• **WHAT IS BEING ASKED**
Say how many lines include the word "screw". Reply with nothing but the number.

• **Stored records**
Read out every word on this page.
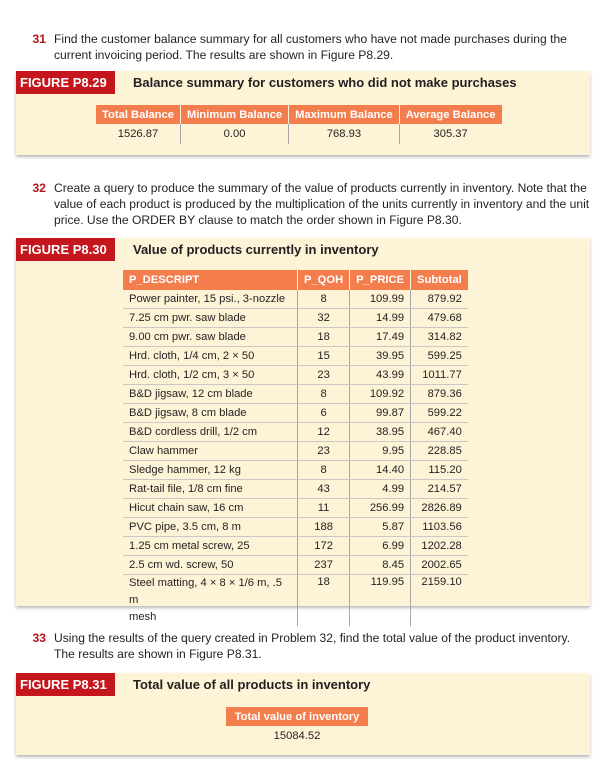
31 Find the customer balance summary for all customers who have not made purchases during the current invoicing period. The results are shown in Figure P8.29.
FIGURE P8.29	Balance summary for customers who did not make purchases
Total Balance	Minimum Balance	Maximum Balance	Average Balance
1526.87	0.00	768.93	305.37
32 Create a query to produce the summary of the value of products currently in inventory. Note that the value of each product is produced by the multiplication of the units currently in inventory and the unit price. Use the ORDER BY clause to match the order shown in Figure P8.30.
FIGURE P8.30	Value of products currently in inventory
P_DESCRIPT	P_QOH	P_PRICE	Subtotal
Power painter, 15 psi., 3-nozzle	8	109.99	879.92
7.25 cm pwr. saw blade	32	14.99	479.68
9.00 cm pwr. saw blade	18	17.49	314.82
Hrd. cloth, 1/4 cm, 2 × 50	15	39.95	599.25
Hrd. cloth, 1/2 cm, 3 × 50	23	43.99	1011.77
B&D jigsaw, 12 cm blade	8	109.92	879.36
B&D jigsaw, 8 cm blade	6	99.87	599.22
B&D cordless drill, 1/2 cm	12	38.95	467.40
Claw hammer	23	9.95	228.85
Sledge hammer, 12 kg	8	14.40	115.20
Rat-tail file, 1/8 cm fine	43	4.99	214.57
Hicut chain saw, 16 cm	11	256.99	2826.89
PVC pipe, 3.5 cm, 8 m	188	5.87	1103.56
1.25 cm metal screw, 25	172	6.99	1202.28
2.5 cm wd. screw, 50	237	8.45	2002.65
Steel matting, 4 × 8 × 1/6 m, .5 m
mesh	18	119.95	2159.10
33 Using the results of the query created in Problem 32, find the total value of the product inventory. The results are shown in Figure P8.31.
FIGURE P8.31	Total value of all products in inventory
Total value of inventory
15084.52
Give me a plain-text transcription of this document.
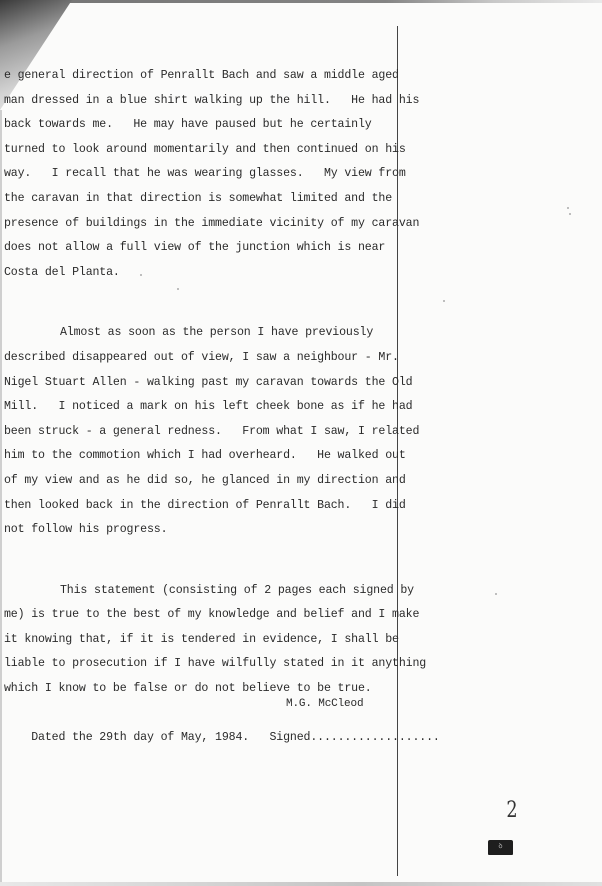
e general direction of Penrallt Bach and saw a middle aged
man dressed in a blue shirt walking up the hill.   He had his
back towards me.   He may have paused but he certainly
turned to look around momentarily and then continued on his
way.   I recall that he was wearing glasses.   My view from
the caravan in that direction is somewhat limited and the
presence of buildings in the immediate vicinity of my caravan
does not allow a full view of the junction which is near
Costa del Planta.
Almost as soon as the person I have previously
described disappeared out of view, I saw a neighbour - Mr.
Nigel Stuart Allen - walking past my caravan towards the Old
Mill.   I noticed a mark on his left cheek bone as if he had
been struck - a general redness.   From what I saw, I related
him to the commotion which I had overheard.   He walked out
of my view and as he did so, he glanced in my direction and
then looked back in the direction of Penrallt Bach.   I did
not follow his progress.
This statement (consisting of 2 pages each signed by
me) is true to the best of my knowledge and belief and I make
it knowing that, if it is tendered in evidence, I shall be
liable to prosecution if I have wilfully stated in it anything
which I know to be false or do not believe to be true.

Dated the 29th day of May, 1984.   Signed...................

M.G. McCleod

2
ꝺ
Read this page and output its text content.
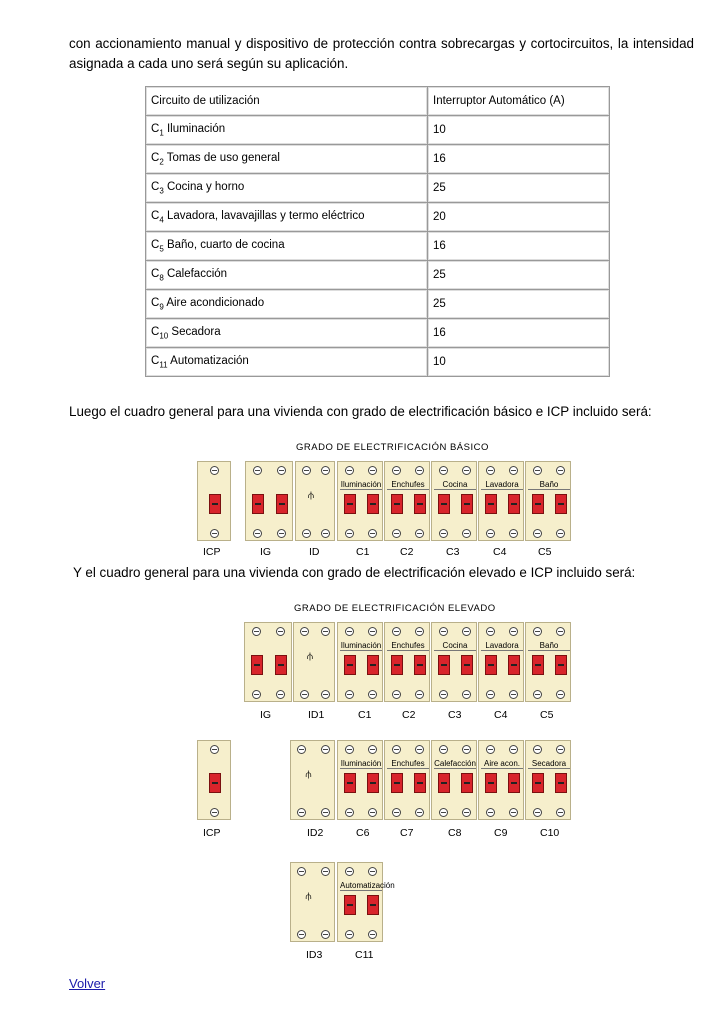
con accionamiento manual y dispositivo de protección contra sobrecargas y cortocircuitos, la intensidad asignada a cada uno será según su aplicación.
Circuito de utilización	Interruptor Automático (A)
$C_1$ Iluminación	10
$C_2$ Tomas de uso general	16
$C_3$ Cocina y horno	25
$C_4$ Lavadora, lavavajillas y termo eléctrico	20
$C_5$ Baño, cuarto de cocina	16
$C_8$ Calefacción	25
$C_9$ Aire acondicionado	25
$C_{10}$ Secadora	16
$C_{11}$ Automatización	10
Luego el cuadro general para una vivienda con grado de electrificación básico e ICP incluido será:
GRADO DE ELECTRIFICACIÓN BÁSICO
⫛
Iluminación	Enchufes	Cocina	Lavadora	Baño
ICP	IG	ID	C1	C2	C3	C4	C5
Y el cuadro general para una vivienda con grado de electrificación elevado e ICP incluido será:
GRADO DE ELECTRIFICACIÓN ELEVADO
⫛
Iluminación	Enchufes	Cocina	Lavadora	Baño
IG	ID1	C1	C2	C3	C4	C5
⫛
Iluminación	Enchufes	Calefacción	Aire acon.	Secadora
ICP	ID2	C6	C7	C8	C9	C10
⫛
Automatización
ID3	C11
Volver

• **ANSWER TO THE PROBLEM**
2